● EXERCISE INSTRUCTIONS:
Please render every line of the entries below as a JSON list of strings, one string per line, leaving out any blank lines.

═════ MATERIAL FOR THE TASK

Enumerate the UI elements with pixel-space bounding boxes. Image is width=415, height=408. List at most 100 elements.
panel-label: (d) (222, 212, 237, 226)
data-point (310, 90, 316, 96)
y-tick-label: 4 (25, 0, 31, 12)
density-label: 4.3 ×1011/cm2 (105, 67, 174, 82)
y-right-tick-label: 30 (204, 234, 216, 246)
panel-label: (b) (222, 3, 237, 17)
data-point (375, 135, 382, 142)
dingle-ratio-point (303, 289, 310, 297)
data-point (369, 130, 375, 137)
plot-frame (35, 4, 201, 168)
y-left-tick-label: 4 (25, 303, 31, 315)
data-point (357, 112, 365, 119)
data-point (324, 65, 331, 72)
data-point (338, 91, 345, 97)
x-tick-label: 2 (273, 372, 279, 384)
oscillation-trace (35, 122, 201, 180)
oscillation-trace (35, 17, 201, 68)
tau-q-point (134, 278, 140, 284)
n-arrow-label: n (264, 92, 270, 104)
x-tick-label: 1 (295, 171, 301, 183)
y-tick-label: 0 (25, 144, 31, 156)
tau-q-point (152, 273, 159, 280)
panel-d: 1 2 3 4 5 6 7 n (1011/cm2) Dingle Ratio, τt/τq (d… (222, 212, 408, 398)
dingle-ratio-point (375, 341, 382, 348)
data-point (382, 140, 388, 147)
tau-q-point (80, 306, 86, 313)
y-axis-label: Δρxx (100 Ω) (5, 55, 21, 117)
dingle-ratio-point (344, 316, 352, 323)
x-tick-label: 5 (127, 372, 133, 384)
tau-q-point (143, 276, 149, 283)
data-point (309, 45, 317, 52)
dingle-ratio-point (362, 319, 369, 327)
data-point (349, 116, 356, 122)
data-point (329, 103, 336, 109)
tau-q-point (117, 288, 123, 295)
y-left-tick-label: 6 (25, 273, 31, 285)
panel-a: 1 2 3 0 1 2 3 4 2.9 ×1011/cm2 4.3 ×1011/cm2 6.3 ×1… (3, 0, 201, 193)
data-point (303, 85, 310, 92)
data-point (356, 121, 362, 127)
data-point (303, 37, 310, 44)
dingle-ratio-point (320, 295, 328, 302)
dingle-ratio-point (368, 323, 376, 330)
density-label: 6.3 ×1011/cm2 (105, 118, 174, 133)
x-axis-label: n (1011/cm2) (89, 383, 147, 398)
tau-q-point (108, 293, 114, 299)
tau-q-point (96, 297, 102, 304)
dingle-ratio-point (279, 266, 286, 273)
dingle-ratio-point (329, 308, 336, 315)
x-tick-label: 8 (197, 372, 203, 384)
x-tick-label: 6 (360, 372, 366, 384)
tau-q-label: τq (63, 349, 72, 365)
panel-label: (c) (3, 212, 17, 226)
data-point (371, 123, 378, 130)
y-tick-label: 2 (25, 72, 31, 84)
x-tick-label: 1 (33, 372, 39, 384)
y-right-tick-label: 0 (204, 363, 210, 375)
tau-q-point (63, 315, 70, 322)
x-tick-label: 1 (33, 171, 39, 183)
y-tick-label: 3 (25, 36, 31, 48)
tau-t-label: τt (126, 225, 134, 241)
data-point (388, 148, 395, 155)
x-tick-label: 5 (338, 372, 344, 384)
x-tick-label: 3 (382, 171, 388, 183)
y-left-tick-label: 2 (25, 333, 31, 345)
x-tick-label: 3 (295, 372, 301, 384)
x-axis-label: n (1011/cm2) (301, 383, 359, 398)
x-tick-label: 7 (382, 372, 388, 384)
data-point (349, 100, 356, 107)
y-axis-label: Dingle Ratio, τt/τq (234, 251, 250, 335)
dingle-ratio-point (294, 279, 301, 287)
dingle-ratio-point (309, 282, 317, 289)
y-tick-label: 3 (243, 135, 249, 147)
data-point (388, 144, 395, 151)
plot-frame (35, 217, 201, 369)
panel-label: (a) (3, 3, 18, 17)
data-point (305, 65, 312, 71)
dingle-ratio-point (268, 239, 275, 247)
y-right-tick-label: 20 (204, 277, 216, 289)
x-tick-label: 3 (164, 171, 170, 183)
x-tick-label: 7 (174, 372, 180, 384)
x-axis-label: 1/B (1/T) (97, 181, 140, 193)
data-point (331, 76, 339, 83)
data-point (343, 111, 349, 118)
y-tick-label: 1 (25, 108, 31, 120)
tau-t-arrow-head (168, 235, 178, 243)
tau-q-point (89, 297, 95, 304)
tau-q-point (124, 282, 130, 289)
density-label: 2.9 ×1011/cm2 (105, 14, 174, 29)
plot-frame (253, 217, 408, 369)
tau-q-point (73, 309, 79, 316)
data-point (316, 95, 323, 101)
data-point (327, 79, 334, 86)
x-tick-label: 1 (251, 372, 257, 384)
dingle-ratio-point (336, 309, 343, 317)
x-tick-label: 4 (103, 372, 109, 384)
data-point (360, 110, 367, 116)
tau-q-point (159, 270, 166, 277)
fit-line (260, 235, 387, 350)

══════════

● WRITTEN RESPONSE:
[
  "Enumerate the UI elements with pixel-space bounding boxes. Image is width=415, height=408. List at most 100 elements.",
  "panel-label: (d) (222, 212, 237, 226)",
  "data-point (310, 90, 316, 96)",
  "y-tick-label: 4 (25, 0, 31, 12)",
  "density-label: 4.3 ×1011/cm2 (105, 67, 174, 82)",
  "y-right-tick-label: 30 (204, 234, 216, 246)",
  "panel-label: (b) (222, 3, 237, 17)",
  "data-point (375, 135, 382, 142)",
  "dingle-ratio-point (303, 289, 310, 297)",
  "data-point (369, 130, 375, 137)",
  "plot-frame (35, 4, 201, 168)",
  "y-left-tick-label: 4 (25, 303, 31, 315)",
  "data-point (357, 112, 365, 119)",
  "data-point (324, 65, 331, 72)",
  "data-point (338, 91, 345, 97)",
  "x-tick-label: 2 (273, 372, 279, 384)",
  "oscillation-trace (35, 122, 201, 180)",
  "oscillation-trace (35, 17, 201, 68)",
  "tau-q-point (134, 278, 140, 284)",
  "n-arrow-label: n (264, 92, 270, 104)",
  "x-tick-label: 1 (295, 171, 301, 183)",
  "y-tick-label: 0 (25, 144, 31, 156)",
  "tau-q-point (152, 273, 159, 280)",
  "panel-d: 1 2 3 4 5 6 7 n (1011/cm2) Dingle Ratio, τt/τq (d… (222, 212, 408, 398)",
  "dingle-ratio-point (375, 341, 382, 348)",
  "data-point (382, 140, 388, 147)",
  "tau-q-point (80, 306, 86, 313)",
  "y-axis-label: Δρxx (100 Ω) (5, 55, 21, 117)",
  "dingle-ratio-point (344, 316, 352, 323)",
  "x-tick-label: 5 (127, 372, 133, 384)",
  "tau-q-point (143, 276, 149, 283)",
  "data-point (309, 45, 317, 52)",
  "dingle-ratio-point (362, 319, 369, 327)",
  "data-point (349, 116, 356, 122)",
  "data-point (329, 103, 336, 109)",
  "tau-q-point (117, 288, 123, 295)",
  "y-left-tick-label: 6 (25, 273, 31, 285)",
  "panel-a: 1 2 3 0 1 2 3 4 2.9 ×1011/cm2 4.3 ×1011/cm2 6.3 ×1… (3, 0, 201, 193)",
  "data-point (303, 85, 310, 92)",
  "data-point (356, 121, 362, 127)",
  "data-point (303, 37, 310, 44)",
  "dingle-ratio-point (320, 295, 328, 302)",
  "dingle-ratio-point (368, 323, 376, 330)",
  "density-label: 6.3 ×1011/cm2 (105, 118, 174, 133)",
  "x-axis-label: n (1011/cm2) (89, 383, 147, 398)",
  "tau-q-point (108, 293, 114, 299)",
  "tau-q-point (96, 297, 102, 304)",
  "dingle-ratio-point (279, 266, 286, 273)",
  "dingle-ratio-point (329, 308, 336, 315)",
  "x-tick-label: 8 (197, 372, 203, 384)",
  "x-tick-label: 6 (360, 372, 366, 384)",
  "tau-q-label: τq (63, 349, 72, 365)",
  "panel-label: (c) (3, 212, 17, 226)",
  "data-point (371, 123, 378, 130)",
  "y-tick-label: 2 (25, 72, 31, 84)",
  "x-tick-label: 1 (33, 372, 39, 384)",
  "y-right-tick-label: 0 (204, 363, 210, 375)",
  "tau-q-point (63, 315, 70, 322)",
  "x-tick-label: 1 (33, 171, 39, 183)",
  "y-tick-label: 3 (25, 36, 31, 48)",
  "tau-t-label: τt (126, 225, 134, 241)",
  "data-point (388, 148, 395, 155)",
  "x-tick-label: 5 (338, 372, 344, 384)",
  "x-tick-label: 3 (382, 171, 388, 183)",
  "y-left-tick-label: 2 (25, 333, 31, 345)",
  "x-tick-label: 3 (295, 372, 301, 384)",
  "x-axis-label: n (1011/cm2) (301, 383, 359, 398)",
  "x-tick-label: 7 (382, 372, 388, 384)",
  "data-point (349, 100, 356, 107)",
  "y-axis-label: Dingle Ratio, τt/τq (234, 251, 250, 335)",
  "dingle-ratio-point (294, 279, 301, 287)",
  "dingle-ratio-point (309, 282, 317, 289)",
  "y-tick-label: 3 (243, 135, 249, 147)",
  "data-point (388, 144, 395, 151)",
  "plot-frame (35, 217, 201, 369)",
  "panel-label: (a) (3, 3, 18, 17)",
  "data-point (305, 65, 312, 71)",
  "dingle-ratio-point (268, 239, 275, 247)",
  "y-right-tick-label: 20 (204, 277, 216, 289)",
  "x-tick-label: 3 (164, 171, 170, 183)",
  "x-tick-label: 7 (174, 372, 180, 384)",
  "x-axis-label: 1/B (1/T) (97, 181, 140, 193)",
  "data-point (331, 76, 339, 83)",
  "data-point (343, 111, 349, 118)",
  "y-tick-label: 1 (25, 108, 31, 120)",
  "tau-t-arrow-head (168, 235, 178, 243)",
  "tau-q-point (89, 297, 95, 304)",
  "tau-q-point (124, 282, 130, 289)",
  "density-label: 2.9 ×1011/cm2 (105, 14, 174, 29)",
  "plot-frame (253, 217, 408, 369)",
  "tau-q-point (73, 309, 79, 316)",
  "data-point (316, 95, 323, 101)",
  "data-point (327, 79, 334, 86)",
  "x-tick-label: 1 (251, 372, 257, 384)",
  "dingle-ratio-point (336, 309, 343, 317)",
  "x-tick-label: 4 (103, 372, 109, 384)",
  "data-point (360, 110, 367, 116)",
  "tau-q-point (159, 270, 166, 277)",
  "fit-line (260, 235, 387, 350)"
]